Data excerpts:
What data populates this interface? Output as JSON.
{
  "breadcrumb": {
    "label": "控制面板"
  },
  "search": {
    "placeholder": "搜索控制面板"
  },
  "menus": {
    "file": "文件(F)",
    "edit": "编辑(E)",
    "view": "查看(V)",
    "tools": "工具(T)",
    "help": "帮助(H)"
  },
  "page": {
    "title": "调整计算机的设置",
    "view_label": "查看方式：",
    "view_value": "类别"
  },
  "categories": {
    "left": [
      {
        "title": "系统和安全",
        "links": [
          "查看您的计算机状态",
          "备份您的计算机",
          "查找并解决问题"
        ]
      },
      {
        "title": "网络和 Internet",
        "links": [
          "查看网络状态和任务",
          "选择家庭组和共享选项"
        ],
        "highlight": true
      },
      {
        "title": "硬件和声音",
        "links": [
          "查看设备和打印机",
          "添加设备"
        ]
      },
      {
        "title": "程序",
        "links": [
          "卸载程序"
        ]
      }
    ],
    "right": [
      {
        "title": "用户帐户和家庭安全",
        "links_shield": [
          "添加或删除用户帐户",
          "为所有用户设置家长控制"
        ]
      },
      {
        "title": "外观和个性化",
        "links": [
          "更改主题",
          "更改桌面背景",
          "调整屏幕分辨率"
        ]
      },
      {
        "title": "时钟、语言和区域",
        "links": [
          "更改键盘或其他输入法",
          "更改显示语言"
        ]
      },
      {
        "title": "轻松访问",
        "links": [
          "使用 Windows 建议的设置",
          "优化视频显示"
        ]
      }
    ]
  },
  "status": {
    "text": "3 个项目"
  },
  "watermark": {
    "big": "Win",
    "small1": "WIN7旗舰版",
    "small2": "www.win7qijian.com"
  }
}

Task:
Retype all the material above precisely, with no line left out.

Task output:
What data populates this interface? Output as JSON.
{
  "breadcrumb": {
    "label": "控制面板"
  },
  "search": {
    "placeholder": "搜索控制面板"
  },
  "menus": {
    "file": "文件(F)",
    "edit": "编辑(E)",
    "view": "查看(V)",
    "tools": "工具(T)",
    "help": "帮助(H)"
  },
  "page": {
    "title": "调整计算机的设置",
    "view_label": "查看方式：",
    "view_value": "类别"
  },
  "categories": {
    "left": [
      {
        "title": "系统和安全",
        "links": [
          "查看您的计算机状态",
          "备份您的计算机",
          "查找并解决问题"
        ]
      },
      {
        "title": "网络和 Internet",
        "links": [
          "查看网络状态和任务",
          "选择家庭组和共享选项"
        ],
        "highlight": true
      },
      {
        "title": "硬件和声音",
        "links": [
          "查看设备和打印机",
          "添加设备"
        ]
      },
      {
        "title": "程序",
        "links": [
          "卸载程序"
        ]
      }
    ],
    "right": [
      {
        "title": "用户帐户和家庭安全",
        "links_shield": [
          "添加或删除用户帐户",
          "为所有用户设置家长控制"
        ]
      },
      {
        "title": "外观和个性化",
        "links": [
          "更改主题",
          "更改桌面背景",
          "调整屏幕分辨率"
        ]
      },
      {
        "title": "时钟、语言和区域",
        "links": [
          "更改键盘或其他输入法",
          "更改显示语言"
        ]
      },
      {
        "title": "轻松访问",
        "links": [
          "使用 Windows 建议的设置",
          "优化视频显示"
        ]
      }
    ]
  },
  "status": {
    "text": "3 个项目"
  },
  "watermark": {
    "big": "Win",
    "small1": "WIN7旗舰版",
    "small2": "www.win7qijian.com"
  }
}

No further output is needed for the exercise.